Exercise goal - Locate the lines that hold the string "Automation". Copy every such line.

The data -
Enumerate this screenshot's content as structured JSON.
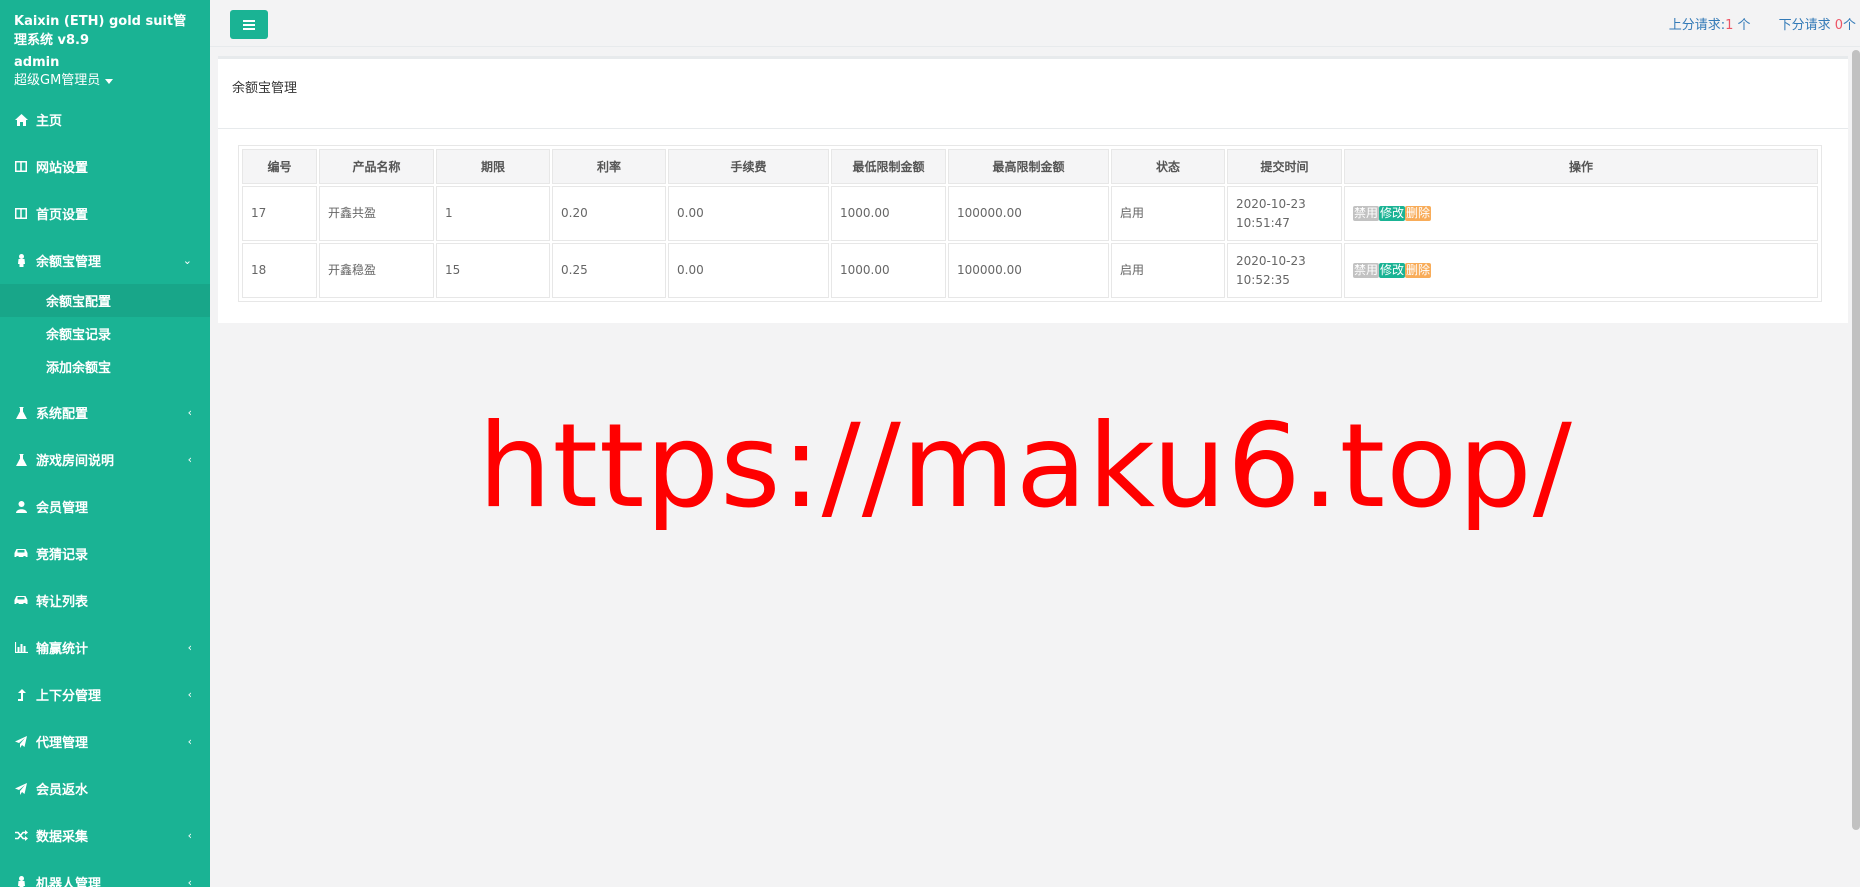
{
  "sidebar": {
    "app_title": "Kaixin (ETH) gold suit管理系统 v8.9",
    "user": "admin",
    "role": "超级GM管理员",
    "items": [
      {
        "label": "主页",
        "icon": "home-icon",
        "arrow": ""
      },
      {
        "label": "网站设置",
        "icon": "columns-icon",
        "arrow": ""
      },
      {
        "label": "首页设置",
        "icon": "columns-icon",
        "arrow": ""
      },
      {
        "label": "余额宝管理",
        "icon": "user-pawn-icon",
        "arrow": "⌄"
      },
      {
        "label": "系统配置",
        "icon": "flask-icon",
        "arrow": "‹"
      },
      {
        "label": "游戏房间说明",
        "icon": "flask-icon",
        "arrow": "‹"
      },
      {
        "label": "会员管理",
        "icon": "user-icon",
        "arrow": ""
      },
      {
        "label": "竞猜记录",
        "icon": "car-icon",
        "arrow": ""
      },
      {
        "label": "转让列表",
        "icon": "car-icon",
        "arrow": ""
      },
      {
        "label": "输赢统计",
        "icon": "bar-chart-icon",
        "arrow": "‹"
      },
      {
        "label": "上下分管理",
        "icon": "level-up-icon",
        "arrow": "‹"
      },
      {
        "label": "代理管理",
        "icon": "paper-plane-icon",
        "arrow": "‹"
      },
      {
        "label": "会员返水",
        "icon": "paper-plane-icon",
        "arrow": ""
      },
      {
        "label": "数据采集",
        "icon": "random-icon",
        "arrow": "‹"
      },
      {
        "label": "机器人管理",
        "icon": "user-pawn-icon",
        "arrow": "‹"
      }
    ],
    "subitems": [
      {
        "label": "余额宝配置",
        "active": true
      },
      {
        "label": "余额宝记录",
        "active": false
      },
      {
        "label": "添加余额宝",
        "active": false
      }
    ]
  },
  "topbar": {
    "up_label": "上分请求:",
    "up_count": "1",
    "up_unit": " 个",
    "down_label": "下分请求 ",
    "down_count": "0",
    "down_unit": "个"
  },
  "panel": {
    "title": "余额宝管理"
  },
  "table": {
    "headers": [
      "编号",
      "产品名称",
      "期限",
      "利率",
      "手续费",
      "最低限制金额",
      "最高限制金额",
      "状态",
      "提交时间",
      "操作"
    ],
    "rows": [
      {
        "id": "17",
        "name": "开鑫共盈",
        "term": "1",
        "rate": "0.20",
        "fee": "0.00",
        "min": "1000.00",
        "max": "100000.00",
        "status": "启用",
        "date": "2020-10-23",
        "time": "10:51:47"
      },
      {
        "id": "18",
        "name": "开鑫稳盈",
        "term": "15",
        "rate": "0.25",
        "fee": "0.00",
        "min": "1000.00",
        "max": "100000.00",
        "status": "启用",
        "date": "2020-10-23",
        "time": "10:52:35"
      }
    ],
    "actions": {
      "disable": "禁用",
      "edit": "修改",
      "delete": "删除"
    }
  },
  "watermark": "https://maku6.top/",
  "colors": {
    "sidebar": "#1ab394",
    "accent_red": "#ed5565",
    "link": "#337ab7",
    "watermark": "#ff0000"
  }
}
--
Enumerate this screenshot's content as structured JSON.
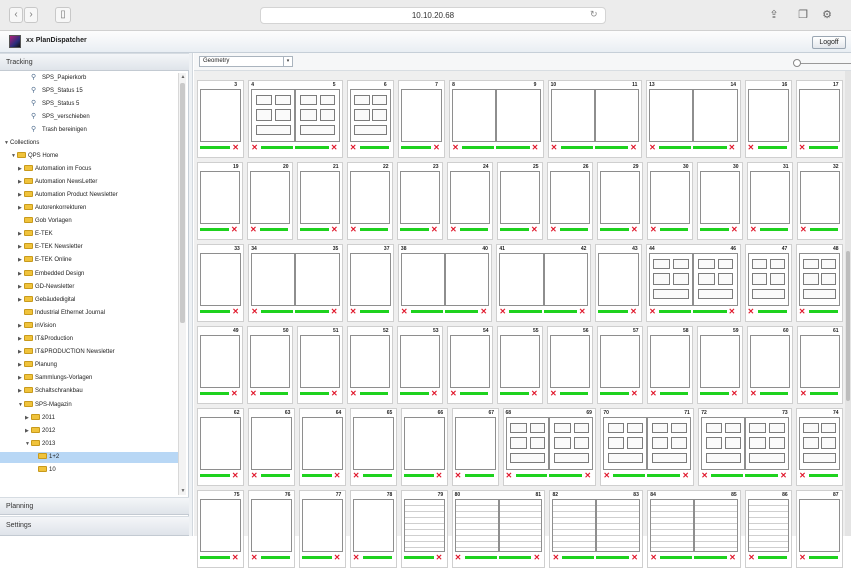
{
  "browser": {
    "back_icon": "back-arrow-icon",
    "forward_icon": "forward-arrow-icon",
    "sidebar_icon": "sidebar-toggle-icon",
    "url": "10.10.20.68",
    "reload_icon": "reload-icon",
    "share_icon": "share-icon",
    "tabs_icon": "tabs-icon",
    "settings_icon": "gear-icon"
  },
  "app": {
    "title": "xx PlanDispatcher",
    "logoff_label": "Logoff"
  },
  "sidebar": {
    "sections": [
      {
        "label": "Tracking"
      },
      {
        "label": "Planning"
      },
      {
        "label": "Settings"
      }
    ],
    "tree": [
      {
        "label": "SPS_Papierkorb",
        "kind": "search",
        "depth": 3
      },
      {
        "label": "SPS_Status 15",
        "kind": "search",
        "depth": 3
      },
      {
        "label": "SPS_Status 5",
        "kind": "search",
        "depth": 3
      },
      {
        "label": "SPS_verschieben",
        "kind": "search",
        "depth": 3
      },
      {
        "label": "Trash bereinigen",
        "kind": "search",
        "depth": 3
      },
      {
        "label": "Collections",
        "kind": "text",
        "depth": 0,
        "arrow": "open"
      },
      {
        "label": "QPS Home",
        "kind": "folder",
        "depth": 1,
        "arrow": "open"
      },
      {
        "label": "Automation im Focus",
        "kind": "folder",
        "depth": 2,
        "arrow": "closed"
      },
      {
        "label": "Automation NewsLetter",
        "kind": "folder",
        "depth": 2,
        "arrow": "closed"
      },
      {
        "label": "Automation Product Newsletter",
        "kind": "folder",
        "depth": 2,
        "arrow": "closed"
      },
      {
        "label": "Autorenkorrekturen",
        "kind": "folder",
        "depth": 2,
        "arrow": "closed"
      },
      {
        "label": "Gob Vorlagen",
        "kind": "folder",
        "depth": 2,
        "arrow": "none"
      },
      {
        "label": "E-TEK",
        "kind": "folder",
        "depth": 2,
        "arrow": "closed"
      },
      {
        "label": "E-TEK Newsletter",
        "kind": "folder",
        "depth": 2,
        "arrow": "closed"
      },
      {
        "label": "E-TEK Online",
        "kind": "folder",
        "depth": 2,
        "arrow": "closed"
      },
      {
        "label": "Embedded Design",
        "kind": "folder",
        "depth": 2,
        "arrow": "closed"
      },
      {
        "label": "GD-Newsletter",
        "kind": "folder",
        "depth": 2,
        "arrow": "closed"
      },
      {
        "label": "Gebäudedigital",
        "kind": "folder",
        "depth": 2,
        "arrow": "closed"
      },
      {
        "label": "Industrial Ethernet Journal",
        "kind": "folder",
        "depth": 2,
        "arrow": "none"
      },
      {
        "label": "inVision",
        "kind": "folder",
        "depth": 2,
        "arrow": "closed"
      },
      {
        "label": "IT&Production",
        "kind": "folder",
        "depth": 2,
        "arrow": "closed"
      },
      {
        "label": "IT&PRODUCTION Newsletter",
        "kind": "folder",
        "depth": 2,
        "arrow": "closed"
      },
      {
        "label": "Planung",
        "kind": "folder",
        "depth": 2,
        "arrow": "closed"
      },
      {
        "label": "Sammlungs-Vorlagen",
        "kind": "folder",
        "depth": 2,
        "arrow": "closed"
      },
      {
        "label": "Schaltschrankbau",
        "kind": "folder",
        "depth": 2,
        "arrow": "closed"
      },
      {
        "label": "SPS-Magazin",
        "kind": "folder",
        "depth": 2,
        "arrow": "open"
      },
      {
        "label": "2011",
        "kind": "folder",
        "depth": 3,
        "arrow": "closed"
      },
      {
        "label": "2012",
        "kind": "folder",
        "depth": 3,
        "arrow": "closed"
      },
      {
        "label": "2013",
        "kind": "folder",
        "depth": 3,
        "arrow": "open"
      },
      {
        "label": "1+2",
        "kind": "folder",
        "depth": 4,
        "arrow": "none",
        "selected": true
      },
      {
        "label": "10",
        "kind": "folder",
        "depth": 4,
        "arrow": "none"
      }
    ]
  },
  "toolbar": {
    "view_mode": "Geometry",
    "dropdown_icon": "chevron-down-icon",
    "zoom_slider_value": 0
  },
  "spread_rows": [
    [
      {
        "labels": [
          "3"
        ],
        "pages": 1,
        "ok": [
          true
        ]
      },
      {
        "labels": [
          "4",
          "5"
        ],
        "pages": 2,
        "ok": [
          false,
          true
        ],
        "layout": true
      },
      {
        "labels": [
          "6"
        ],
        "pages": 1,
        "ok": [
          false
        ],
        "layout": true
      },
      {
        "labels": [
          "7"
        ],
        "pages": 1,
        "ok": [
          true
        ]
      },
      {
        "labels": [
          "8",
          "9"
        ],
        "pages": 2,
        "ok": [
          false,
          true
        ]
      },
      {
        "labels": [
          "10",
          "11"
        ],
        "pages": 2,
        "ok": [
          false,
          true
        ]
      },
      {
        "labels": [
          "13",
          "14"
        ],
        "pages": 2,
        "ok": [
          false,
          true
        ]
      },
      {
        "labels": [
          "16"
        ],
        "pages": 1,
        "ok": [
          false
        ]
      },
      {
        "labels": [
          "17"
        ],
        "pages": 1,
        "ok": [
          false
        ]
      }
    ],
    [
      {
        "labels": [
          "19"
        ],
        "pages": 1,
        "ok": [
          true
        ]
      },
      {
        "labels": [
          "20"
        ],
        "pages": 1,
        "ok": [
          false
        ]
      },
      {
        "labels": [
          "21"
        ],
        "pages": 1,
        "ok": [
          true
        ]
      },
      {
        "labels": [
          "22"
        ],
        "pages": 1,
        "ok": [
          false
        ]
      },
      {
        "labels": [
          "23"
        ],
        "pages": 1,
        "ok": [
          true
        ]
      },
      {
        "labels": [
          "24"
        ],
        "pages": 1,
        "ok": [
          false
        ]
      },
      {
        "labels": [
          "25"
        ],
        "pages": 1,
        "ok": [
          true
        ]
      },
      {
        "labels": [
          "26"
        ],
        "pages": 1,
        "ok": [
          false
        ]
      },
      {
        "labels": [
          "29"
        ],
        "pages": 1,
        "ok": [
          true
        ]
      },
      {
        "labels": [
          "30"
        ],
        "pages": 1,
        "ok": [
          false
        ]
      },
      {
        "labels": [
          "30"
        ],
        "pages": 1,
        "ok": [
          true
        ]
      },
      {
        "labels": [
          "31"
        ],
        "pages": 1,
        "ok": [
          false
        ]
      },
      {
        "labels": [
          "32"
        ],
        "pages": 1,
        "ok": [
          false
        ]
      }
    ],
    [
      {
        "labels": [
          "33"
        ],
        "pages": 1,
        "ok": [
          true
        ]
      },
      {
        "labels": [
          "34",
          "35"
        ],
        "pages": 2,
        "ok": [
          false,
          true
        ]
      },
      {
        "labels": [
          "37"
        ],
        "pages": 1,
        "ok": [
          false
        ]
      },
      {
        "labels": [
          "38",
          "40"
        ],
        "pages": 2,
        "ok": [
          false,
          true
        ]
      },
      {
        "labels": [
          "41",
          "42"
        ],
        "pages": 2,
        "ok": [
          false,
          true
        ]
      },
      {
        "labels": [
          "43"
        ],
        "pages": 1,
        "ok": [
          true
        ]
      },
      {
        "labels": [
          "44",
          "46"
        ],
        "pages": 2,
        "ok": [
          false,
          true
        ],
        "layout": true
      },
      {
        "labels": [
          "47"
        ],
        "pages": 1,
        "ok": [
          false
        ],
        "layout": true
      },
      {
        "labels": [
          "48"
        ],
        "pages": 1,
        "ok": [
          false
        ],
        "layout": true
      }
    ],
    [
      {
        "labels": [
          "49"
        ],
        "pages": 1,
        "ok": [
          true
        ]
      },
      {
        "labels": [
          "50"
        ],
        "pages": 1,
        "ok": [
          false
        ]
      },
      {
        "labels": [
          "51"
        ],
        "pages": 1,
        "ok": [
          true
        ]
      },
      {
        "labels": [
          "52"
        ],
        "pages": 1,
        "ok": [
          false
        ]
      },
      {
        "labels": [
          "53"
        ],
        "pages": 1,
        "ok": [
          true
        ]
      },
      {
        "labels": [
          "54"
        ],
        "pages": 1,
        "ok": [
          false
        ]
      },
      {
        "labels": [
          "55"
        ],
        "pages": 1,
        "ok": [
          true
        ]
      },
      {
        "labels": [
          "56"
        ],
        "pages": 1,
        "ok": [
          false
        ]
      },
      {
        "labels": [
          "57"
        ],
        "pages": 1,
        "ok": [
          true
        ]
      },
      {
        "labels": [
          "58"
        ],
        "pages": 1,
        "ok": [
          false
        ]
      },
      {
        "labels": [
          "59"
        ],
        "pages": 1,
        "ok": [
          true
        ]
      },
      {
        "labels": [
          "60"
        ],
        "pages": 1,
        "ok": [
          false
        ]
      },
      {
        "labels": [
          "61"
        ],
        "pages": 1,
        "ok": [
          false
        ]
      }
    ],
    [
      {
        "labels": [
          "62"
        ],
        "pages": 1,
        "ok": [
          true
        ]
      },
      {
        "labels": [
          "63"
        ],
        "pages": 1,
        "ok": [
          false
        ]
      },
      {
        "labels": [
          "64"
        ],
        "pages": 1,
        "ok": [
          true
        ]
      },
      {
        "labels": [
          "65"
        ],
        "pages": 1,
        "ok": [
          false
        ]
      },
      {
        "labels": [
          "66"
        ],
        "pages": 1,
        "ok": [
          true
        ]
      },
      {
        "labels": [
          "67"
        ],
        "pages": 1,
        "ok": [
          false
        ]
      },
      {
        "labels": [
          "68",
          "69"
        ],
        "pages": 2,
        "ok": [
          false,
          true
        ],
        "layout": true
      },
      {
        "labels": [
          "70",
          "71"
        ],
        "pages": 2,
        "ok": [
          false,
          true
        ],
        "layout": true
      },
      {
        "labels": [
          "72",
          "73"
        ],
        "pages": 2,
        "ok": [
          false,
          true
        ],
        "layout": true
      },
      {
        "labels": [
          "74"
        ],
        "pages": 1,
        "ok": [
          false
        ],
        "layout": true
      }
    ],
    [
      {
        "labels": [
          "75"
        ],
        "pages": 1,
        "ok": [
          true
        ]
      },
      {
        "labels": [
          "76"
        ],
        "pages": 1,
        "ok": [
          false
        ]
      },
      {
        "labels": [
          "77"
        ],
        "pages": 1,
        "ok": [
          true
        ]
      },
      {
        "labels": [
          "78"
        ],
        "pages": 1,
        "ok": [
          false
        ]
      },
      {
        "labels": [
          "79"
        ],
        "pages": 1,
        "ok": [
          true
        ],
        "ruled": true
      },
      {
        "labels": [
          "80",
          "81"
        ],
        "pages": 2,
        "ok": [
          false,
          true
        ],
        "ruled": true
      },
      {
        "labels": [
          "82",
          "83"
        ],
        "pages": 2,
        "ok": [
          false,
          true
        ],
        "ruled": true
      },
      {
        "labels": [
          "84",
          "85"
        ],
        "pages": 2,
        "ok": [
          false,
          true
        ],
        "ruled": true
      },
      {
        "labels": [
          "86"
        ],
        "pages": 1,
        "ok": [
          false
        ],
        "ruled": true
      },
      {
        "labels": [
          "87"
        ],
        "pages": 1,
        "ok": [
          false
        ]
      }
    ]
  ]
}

Written solution -
        "label": "Automation im Focus",
        "label": "Automation NewsLetter",
        "label": "Automation Product Newsletter",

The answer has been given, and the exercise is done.